YOUR INSTRUCTIONS
Answer these questions about the book review below:
1. In what year was Twitter and Tear Gas published?
2. Which four countries' government responses does the book present?
3. Compared with the Civil rights movement, which three aspects do the new social movements tend to lack?

Zeynep Tufekci is the programmer turned sociologist, the associate professor studying technology’s impact on social movements, protests and surveillance capitalism. She’s also a contributing opinion writer for the New York Times, the Atlantic and other places, with an amazing sense for systematic thinking. In 2017 she published the book Twitter and Tear Gas – The Power and Fragility of Networked Protest. It’s a delight to read.

She studies social movements, usually anti-authoritarian ones, and combines this with social media: how does social media impact movements, their organizations, their decision-making, their goals? Examples are given from Tahrir square in Cairo, Egypt, Gezi Park in Istanbul, Turkey, the Occupy movement and Black Lives Matter. As a sociologist she turns to social media and field studies, meaning she actually spends time with activists in the streets and public spaces.

One advantage of networked protests using social media is the rapid ability to organize people. Movements can mobilize and organize as fast as the police. People who never organize or even utter a words in defiance can quickly mobilize, which is another advantage. One disadvantage for movements is that the algorithms governing social media are out of control, and can easily become a hindrance to lbtqia+-activists or other political activists who cannot be anonymous or are targeted with hatred and threats. Social media is a corporate-owned public sphere, flawed compared to the coffeehouses and tea-houses of old. No matter how much software developers at Google or Facebook sympathize with activists in, say, Turkey, the system they work for is manipulated and turned against the activists.

Another part of the book delves into how regimes and governments strike back, by attempting to control the public (digital) sphere. Responses from the governments in Russia, Turkey, Egypt and China are presented. They can actively drown movements and activists in hatred, threats or misinformation. There’s also the risk of omnipresent surveillance of any political comment on social media.

But social movements don’t necessarily fail and when they fail, the faults may be their own or indirectly caused by social media and the (sloppy) usage of Internet. In comparison to the Civil rights movement, which Zeynep covers also, the new social movements tend to lack some very important aspects: organization, decision-making and goals. She gives the reader different detailed examples, which I will not delve into here, of how movements work for change. However, they often lack a clear set of achievable goals they can organize around and compromise about. Since they lack a clear decision-making structure, they are unable to discuss, vote and compromise. If a government actually is ready to negotiate, what is the movement going to negotiate about? And how are they to discuss the offers made by the government? Can they even measure how close or far away their goals are? If they are too far away, will people abandon the movement, and if they are too close, do they take “victory”/change for granted?

All in all, this book is a pleasure to read. Zeynep presents theories, how algorithms work, how decision-making is made (or unmade), how movements begin and where they fall asunder, how governments respond and so much more. If you’re ever interested in networked protests, social movements and the Internet – this one is a must.

PROVIDED DATA

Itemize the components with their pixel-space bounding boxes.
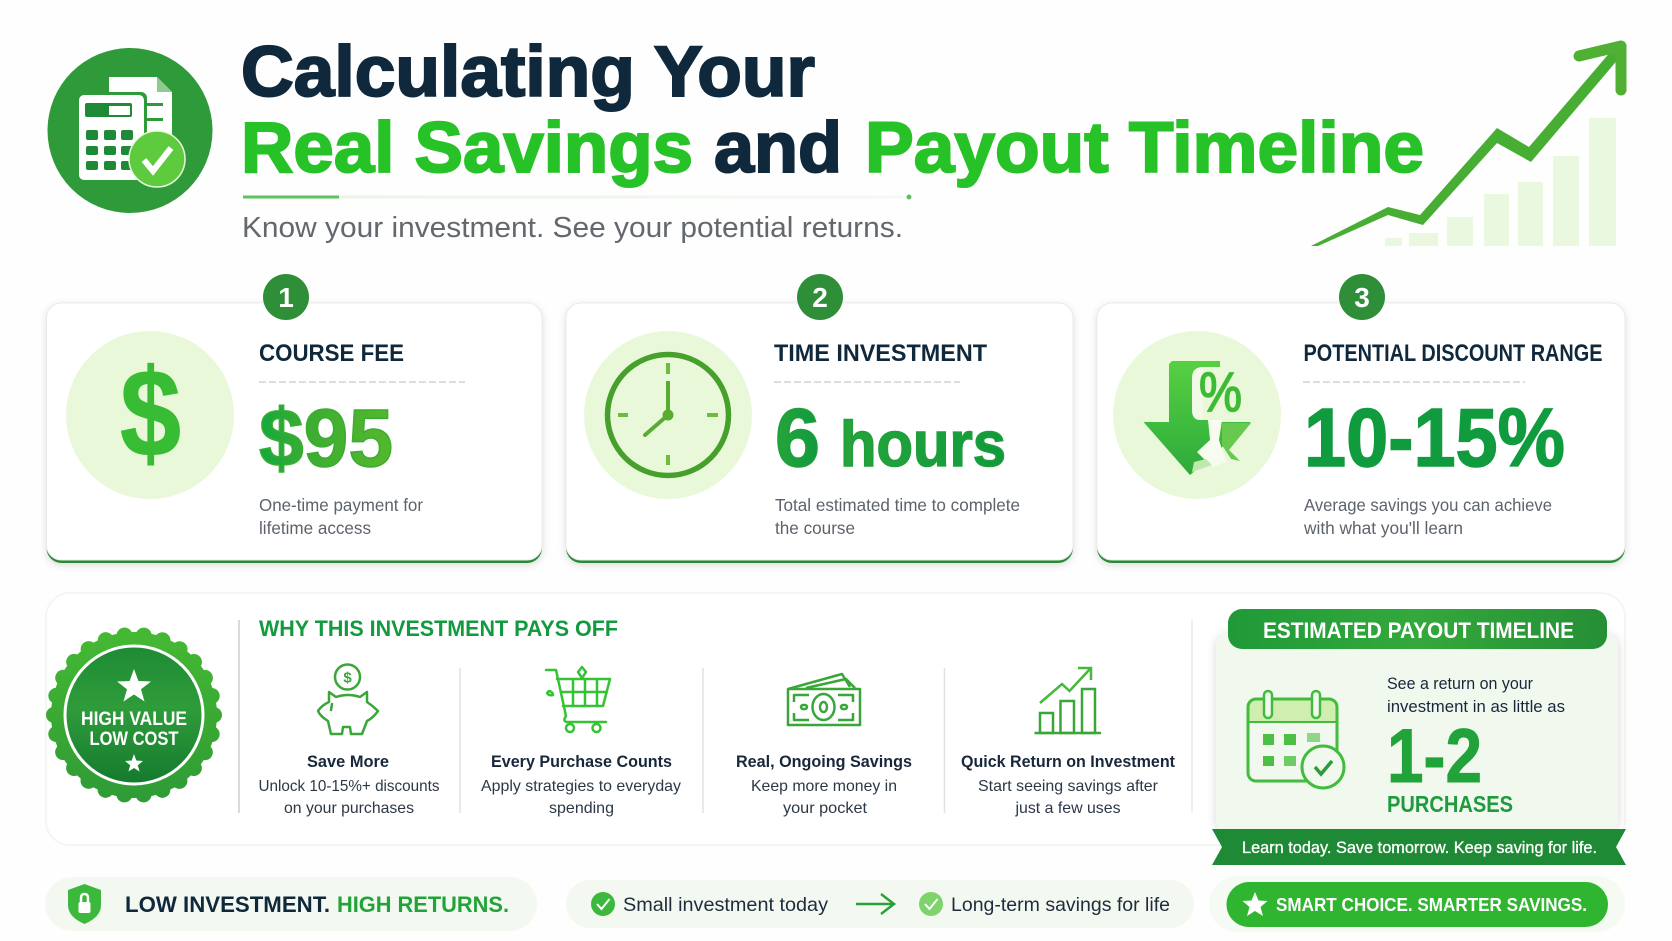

SOLUTION
1. 2017
2. Russia, Turkey, Egypt and China
3. Organization, decision-making and goals